▸ **Set task**
Pictures don't belong in the copy; print all the records exactly.

▸ **Material supplied**
## Start

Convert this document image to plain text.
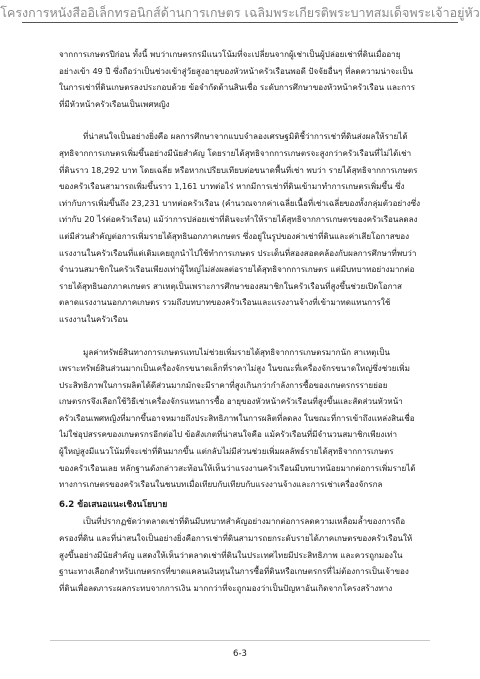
โครงการหนังสืออิเล็กทรอนิกส์ด้านการเกษตร เฉลิมพระเกียรติพระบาทสมเด็จพระเจ้าอยู่หัว
จากการเกษตรปีก่อน ทั้งนี้ พบว่าเกษตรกรมีแนวโน้มที่จะเปลี่ยนจากผู้เช่าเป็นผู้ปล่อยเช่าที่ดินเมื่ออายุ
อย่างเข้า 49 ปี ซึ่งถือว่าเป็นช่วงเข้าสู่วัยสูงอายุของหัวหน้าครัวเรือนพอดี ปัจจัยอื่นๆ ที่ลดความน่าจะเป็น
ในการเช่าที่ดินเกษตรลงประกอบด้วย ข้อจำกัดด้านสินเชื่อ ระดับการศึกษาของหัวหน้าครัวเรือน และการ
ที่มีหัวหน้าครัวเรือนเป็นเพศหญิง
ที่น่าสนใจเป็นอย่างยิ่งคือ ผลการศึกษาจากแบบจำลองเศรษฐมิติชี้ว่าการเช่าที่ดินส่งผลให้รายได้
สุทธิจากการเกษตรเพิ่มขึ้นอย่างมีนัยสำคัญ โดยรายได้สุทธิจากการเกษตรจะสูงกว่าครัวเรือนที่ไม่ได้เช่า
ที่ดินราว 18,292 บาท โดยเฉลี่ย หรือหากเปรียบเทียบต่อขนาดพื้นที่เช่า พบว่า รายได้สุทธิจากการเกษตร
ของครัวเรือนสามารถเพิ่มขึ้นราว 1,161 บาทต่อไร่ หากมีการเช่าที่ดินเข้ามาทำการเกษตรเพิ่มขึ้น ซึ่ง
เท่ากับการเพิ่มขึ้นถึง 23,231 บาทต่อครัวเรือน (คำนวณจากค่าเฉลี่ยเนื้อที่เช่าเฉลี่ยของทั้งกลุ่มตัวอย่างซึ่ง
เท่ากับ 20 ไร่ต่อครัวเรือน) แม้ว่าการปล่อยเช่าที่ดินจะทำให้รายได้สุทธิจากการเกษตรของครัวเรือนลดลง
แต่มีส่วนสำคัญต่อการเพิ่มรายได้สุทธินอกภาคเกษตร ซึ่งอยู่ในรูปของค่าเช่าที่ดินและค่าเสียโอกาสของ
แรงงานในครัวเรือนที่แต่เดิมเคยถูกนำไปใช้ทำการเกษตร ประเด็นที่สองสอดคล้องกับผลการศึกษาที่พบว่า
จำนวนสมาชิกในครัวเรือนเพียงเท่าผู้ใหญ่ไม่ส่งผลต่อรายได้สุทธิจากการเกษตร แต่มีบทบาทอย่างมากต่อ
รายได้สุทธินอกภาคเกษตร สาเหตุเป็นเพราะการศึกษาของสมาชิกในครัวเรือนที่สูงขึ้นช่วยเปิดโอกาส
ตลาดแรงงานนอกภาคเกษตร รวมถึงบทบาทของครัวเรือนและแรงงานจ้างที่เข้ามาทดแทนการใช้
แรงงานในครัวเรือน
มูลค่าทรัพย์สินทางการเกษตรแทบไม่ช่วยเพิ่มรายได้สุทธิจากการเกษตรมากนัก สาเหตุเป็น
เพราะทรัพย์สินส่วนมากเป็นเครื่องจักรขนาดเล็กที่ราคาไม่สูง ในขณะที่เครื่องจักรขนาดใหญ่ซึ่งช่วยเพิ่ม
ประสิทธิภาพในการผลิตได้ดีส่วนมากมักจะมีราคาที่สูงเกินกว่ากำลังการซื้อของเกษตรกรรายย่อย
เกษตรกรจึงเลือกใช้วิธีเช่าเครื่องจักรแทนการซื้อ อายุของหัวหน้าครัวเรือนที่สูงขึ้นและสัดส่วนหัวหน้า
ครัวเรือนเพศหญิงที่มากขึ้นอาจหมายถึงประสิทธิภาพในการผลิตที่ลดลง ในขณะที่การเข้าถึงแหล่งสินเชื่อ
ไม่ใช่อุปสรรคของเกษตรกรอีกต่อไป ข้อสังเกตที่น่าสนใจคือ แม้ครัวเรือนที่มีจำนวนสมาชิกเพียงเท่า
ผู้ใหญ่สูงมีแนวโน้มที่จะเช่าที่ดินมากขึ้น แต่กลับไม่มีส่วนช่วยเพิ่มผลลัพธ์รายได้สุทธิจากการเกษตร
ของครัวเรือนเลย หลักฐานดังกล่าวสะท้อนให้เห็นว่าแรงงานครัวเรือนมีบทบาทน้อยมากต่อการเพิ่มรายได้
ทางการเกษตรของครัวเรือนในชนบทเมื่อเทียบกับเทียบกับแรงงานจ้างและการเช่าเครื่องจักรกล
6.2 ข้อเสนอแนะเชิงนโยบาย
เป็นที่ปรากฏชัดว่าตลาดเช่าที่ดินมีบทบาทสำคัญอย่างมากต่อการลดความเหลื่อมล้ำของการถือ
ครองที่ดิน และที่น่าสนใจเป็นอย่างยิ่งคือการเช่าที่ดินสามารถยกระดับรายได้ภาคเกษตรของครัวเรือนให้
สูงขึ้นอย่างมีนัยสำคัญ แสดงให้เห็นว่าตลาดเช่าที่ดินในประเทศไทยมีประสิทธิภาพ และควรถูกมองใน
ฐานะทางเลือกสำหรับเกษตรกรที่ขาดแคลนเงินทุนในการซื้อที่ดินหรือเกษตรกรที่ไม่ต้องการเป็นเจ้าของ
ที่ดินเพื่อลดภาระผลกระทบจากการเงิน มากกว่าที่จะถูกมองว่าเป็นปัญหาอันเกิดจากโครงสร้างทาง
6-3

## End

▸ **Reply to the exercise**
Convert this document image to plain text.
โครงการหนังสืออิเล็กทรอนิกส์ด้านการเกษตร เฉลิมพระเกียรติพระบาทสมเด็จพระเจ้าอยู่หัว
จากการเกษตรปีก่อน ทั้งนี้ พบว่าเกษตรกรมีแนวโน้มที่จะเปลี่ยนจากผู้เช่าเป็นผู้ปล่อยเช่าที่ดินเมื่ออายุ
อย่างเข้า 49 ปี ซึ่งถือว่าเป็นช่วงเข้าสู่วัยสูงอายุของหัวหน้าครัวเรือนพอดี ปัจจัยอื่นๆ ที่ลดความน่าจะเป็น
ในการเช่าที่ดินเกษตรลงประกอบด้วย ข้อจำกัดด้านสินเชื่อ ระดับการศึกษาของหัวหน้าครัวเรือน และการ
ที่มีหัวหน้าครัวเรือนเป็นเพศหญิง
ที่น่าสนใจเป็นอย่างยิ่งคือ ผลการศึกษาจากแบบจำลองเศรษฐมิติชี้ว่าการเช่าที่ดินส่งผลให้รายได้
สุทธิจากการเกษตรเพิ่มขึ้นอย่างมีนัยสำคัญ โดยรายได้สุทธิจากการเกษตรจะสูงกว่าครัวเรือนที่ไม่ได้เช่า
ที่ดินราว 18,292 บาท โดยเฉลี่ย หรือหากเปรียบเทียบต่อขนาดพื้นที่เช่า พบว่า รายได้สุทธิจากการเกษตร
ของครัวเรือนสามารถเพิ่มขึ้นราว 1,161 บาทต่อไร่ หากมีการเช่าที่ดินเข้ามาทำการเกษตรเพิ่มขึ้น ซึ่ง
เท่ากับการเพิ่มขึ้นถึง 23,231 บาทต่อครัวเรือน (คำนวณจากค่าเฉลี่ยเนื้อที่เช่าเฉลี่ยของทั้งกลุ่มตัวอย่างซึ่ง
เท่ากับ 20 ไร่ต่อครัวเรือน) แม้ว่าการปล่อยเช่าที่ดินจะทำให้รายได้สุทธิจากการเกษตรของครัวเรือนลดลง
แต่มีส่วนสำคัญต่อการเพิ่มรายได้สุทธินอกภาคเกษตร ซึ่งอยู่ในรูปของค่าเช่าที่ดินและค่าเสียโอกาสของ
แรงงานในครัวเรือนที่แต่เดิมเคยถูกนำไปใช้ทำการเกษตร ประเด็นที่สองสอดคล้องกับผลการศึกษาที่พบว่า
จำนวนสมาชิกในครัวเรือนเพียงเท่าผู้ใหญ่ไม่ส่งผลต่อรายได้สุทธิจากการเกษตร แต่มีบทบาทอย่างมากต่อ
รายได้สุทธินอกภาคเกษตร สาเหตุเป็นเพราะการศึกษาของสมาชิกในครัวเรือนที่สูงขึ้นช่วยเปิดโอกาส
ตลาดแรงงานนอกภาคเกษตร รวมถึงบทบาทของครัวเรือนและแรงงานจ้างที่เข้ามาทดแทนการใช้
แรงงานในครัวเรือน
มูลค่าทรัพย์สินทางการเกษตรแทบไม่ช่วยเพิ่มรายได้สุทธิจากการเกษตรมากนัก สาเหตุเป็น
เพราะทรัพย์สินส่วนมากเป็นเครื่องจักรขนาดเล็กที่ราคาไม่สูง ในขณะที่เครื่องจักรขนาดใหญ่ซึ่งช่วยเพิ่ม
ประสิทธิภาพในการผลิตได้ดีส่วนมากมักจะมีราคาที่สูงเกินกว่ากำลังการซื้อของเกษตรกรรายย่อย
เกษตรกรจึงเลือกใช้วิธีเช่าเครื่องจักรแทนการซื้อ อายุของหัวหน้าครัวเรือนที่สูงขึ้นและสัดส่วนหัวหน้า
ครัวเรือนเพศหญิงที่มากขึ้นอาจหมายถึงประสิทธิภาพในการผลิตที่ลดลง ในขณะที่การเข้าถึงแหล่งสินเชื่อ
ไม่ใช่อุปสรรคของเกษตรกรอีกต่อไป ข้อสังเกตที่น่าสนใจคือ แม้ครัวเรือนที่มีจำนวนสมาชิกเพียงเท่า
ผู้ใหญ่สูงมีแนวโน้มที่จะเช่าที่ดินมากขึ้น แต่กลับไม่มีส่วนช่วยเพิ่มผลลัพธ์รายได้สุทธิจากการเกษตร
ของครัวเรือนเลย หลักฐานดังกล่าวสะท้อนให้เห็นว่าแรงงานครัวเรือนมีบทบาทน้อยมากต่อการเพิ่มรายได้
ทางการเกษตรของครัวเรือนในชนบทเมื่อเทียบกับเทียบกับแรงงานจ้างและการเช่าเครื่องจักรกล
6.2 ข้อเสนอแนะเชิงนโยบาย
เป็นที่ปรากฏชัดว่าตลาดเช่าที่ดินมีบทบาทสำคัญอย่างมากต่อการลดความเหลื่อมล้ำของการถือ
ครองที่ดิน และที่น่าสนใจเป็นอย่างยิ่งคือการเช่าที่ดินสามารถยกระดับรายได้ภาคเกษตรของครัวเรือนให้
สูงขึ้นอย่างมีนัยสำคัญ แสดงให้เห็นว่าตลาดเช่าที่ดินในประเทศไทยมีประสิทธิภาพ และควรถูกมองใน
ฐานะทางเลือกสำหรับเกษตรกรที่ขาดแคลนเงินทุนในการซื้อที่ดินหรือเกษตรกรที่ไม่ต้องการเป็นเจ้าของ
ที่ดินเพื่อลดภาระผลกระทบจากการเงิน มากกว่าที่จะถูกมองว่าเป็นปัญหาอันเกิดจากโครงสร้างทาง
6-3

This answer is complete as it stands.